▶ _INSTRUCTIONS FOR THE TASK_: Quote all of the data exactly as given. Skip every picture it contains.

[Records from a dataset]
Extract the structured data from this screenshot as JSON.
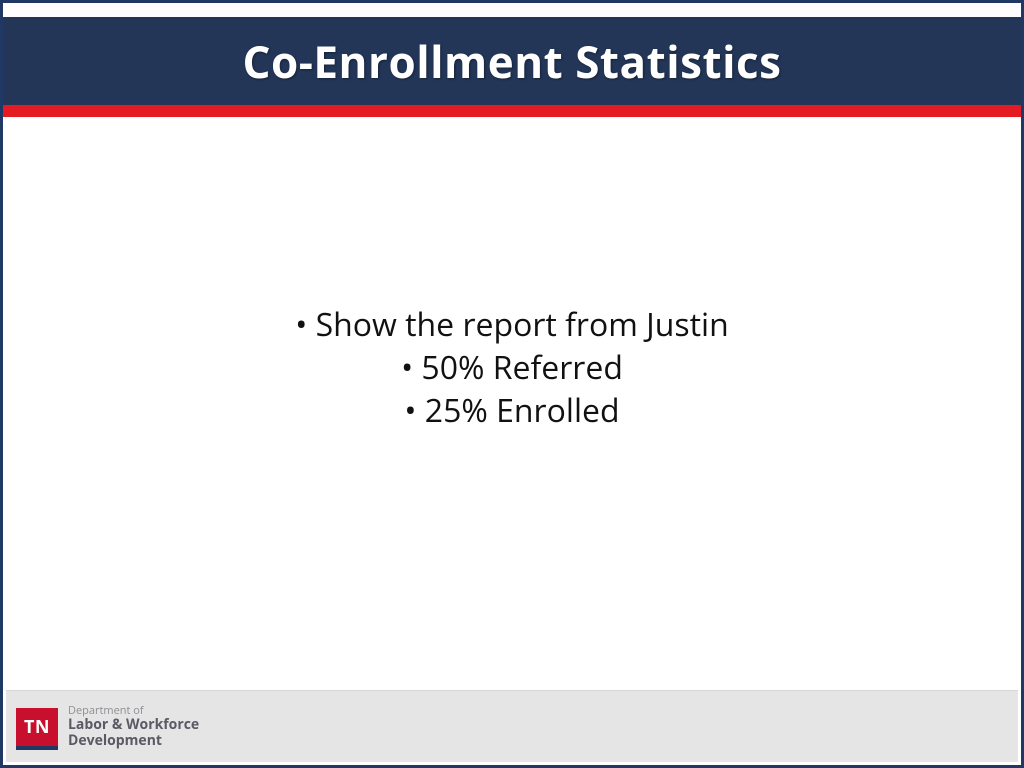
{
  "colors": {
    "border": "#1f3864",
    "header_bg": "#233658",
    "header_text": "#ffffff",
    "accent_bar": "#e51b24",
    "body_text": "#111111",
    "footer_bg": "#e5e5e5",
    "tn_bg": "#c8102e",
    "tn_text": "#ffffff",
    "dept_text_light": "#8f8f94",
    "dept_text_dark": "#5a5a66"
  },
  "header": {
    "title": "Co-Enrollment Statistics",
    "title_fontsize": 44,
    "title_fontweight": 700
  },
  "body": {
    "bullets": [
      "Show the report from Justin",
      "50% Referred",
      "25% Enrolled"
    ],
    "bullet_fontsize": 32
  },
  "footer": {
    "logo_text": "TN",
    "dept_line1": "Department of",
    "dept_line2": "Labor & Workforce",
    "dept_line3": "Development"
  }
}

▶ _FULL ANSWER_:
Extract the structured data from this screenshot as JSON.
{
  "colors": {
    "border": "#1f3864",
    "header_bg": "#233658",
    "header_text": "#ffffff",
    "accent_bar": "#e51b24",
    "body_text": "#111111",
    "footer_bg": "#e5e5e5",
    "tn_bg": "#c8102e",
    "tn_text": "#ffffff",
    "dept_text_light": "#8f8f94",
    "dept_text_dark": "#5a5a66"
  },
  "header": {
    "title": "Co-Enrollment Statistics",
    "title_fontsize": 44,
    "title_fontweight": 700
  },
  "body": {
    "bullets": [
      "Show the report from Justin",
      "50% Referred",
      "25% Enrolled"
    ],
    "bullet_fontsize": 32
  },
  "footer": {
    "logo_text": "TN",
    "dept_line1": "Department of",
    "dept_line2": "Labor & Workforce",
    "dept_line3": "Development"
  }
}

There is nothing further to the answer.